▶ [Task directions]: Transcribe the listing verbatim. Do not carry over any pictures.

▶ [Dataset records]:
──────────────────────────────
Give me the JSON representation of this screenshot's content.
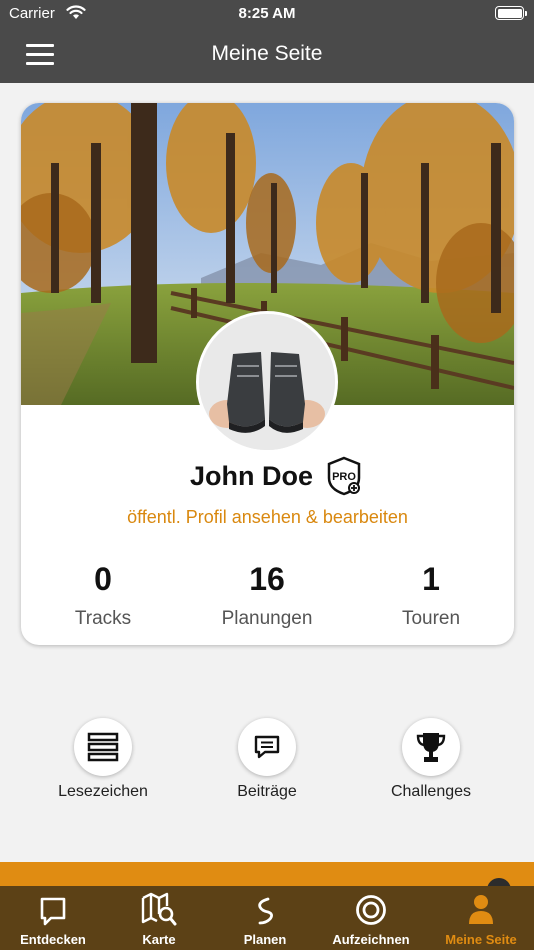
{
  "status_bar": {
    "carrier": "Carrier",
    "time": "8:25 AM"
  },
  "nav": {
    "title": "Meine Seite"
  },
  "profile": {
    "name": "John Doe",
    "badge": "PRO",
    "link_text": "öffentl. Profil ansehen & bearbeiten",
    "stats": [
      {
        "value": "0",
        "label": "Tracks"
      },
      {
        "value": "16",
        "label": "Planungen"
      },
      {
        "value": "1",
        "label": "Touren"
      }
    ]
  },
  "actions": [
    {
      "label": "Lesezeichen",
      "icon": "bookmarks-list-icon"
    },
    {
      "label": "Beiträge",
      "icon": "chat-bubble-icon"
    },
    {
      "label": "Challenges",
      "icon": "trophy-icon"
    }
  ],
  "tabs": [
    {
      "label": "Entdecken",
      "icon": "speech-bubble-icon",
      "active": false
    },
    {
      "label": "Karte",
      "icon": "map-search-icon",
      "active": false
    },
    {
      "label": "Planen",
      "icon": "route-icon",
      "active": false
    },
    {
      "label": "Aufzeichnen",
      "icon": "record-icon",
      "active": false
    },
    {
      "label": "Meine Seite",
      "icon": "person-icon",
      "active": true
    }
  ],
  "colors": {
    "accent": "#e08c12",
    "header": "#4a4a4a",
    "tab_bar": "#5c4116"
  }
}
──────────────────────────────
▶ [Task solution]:
Give me the JSON representation of this screenshot's content.
{
  "status_bar": {
    "carrier": "Carrier",
    "time": "8:25 AM"
  },
  "nav": {
    "title": "Meine Seite"
  },
  "profile": {
    "name": "John Doe",
    "badge": "PRO",
    "link_text": "öffentl. Profil ansehen & bearbeiten",
    "stats": [
      {
        "value": "0",
        "label": "Tracks"
      },
      {
        "value": "16",
        "label": "Planungen"
      },
      {
        "value": "1",
        "label": "Touren"
      }
    ]
  },
  "actions": [
    {
      "label": "Lesezeichen",
      "icon": "bookmarks-list-icon"
    },
    {
      "label": "Beiträge",
      "icon": "chat-bubble-icon"
    },
    {
      "label": "Challenges",
      "icon": "trophy-icon"
    }
  ],
  "tabs": [
    {
      "label": "Entdecken",
      "icon": "speech-bubble-icon",
      "active": false
    },
    {
      "label": "Karte",
      "icon": "map-search-icon",
      "active": false
    },
    {
      "label": "Planen",
      "icon": "route-icon",
      "active": false
    },
    {
      "label": "Aufzeichnen",
      "icon": "record-icon",
      "active": false
    },
    {
      "label": "Meine Seite",
      "icon": "person-icon",
      "active": true
    }
  ],
  "colors": {
    "accent": "#e08c12",
    "header": "#4a4a4a",
    "tab_bar": "#5c4116"
  }
}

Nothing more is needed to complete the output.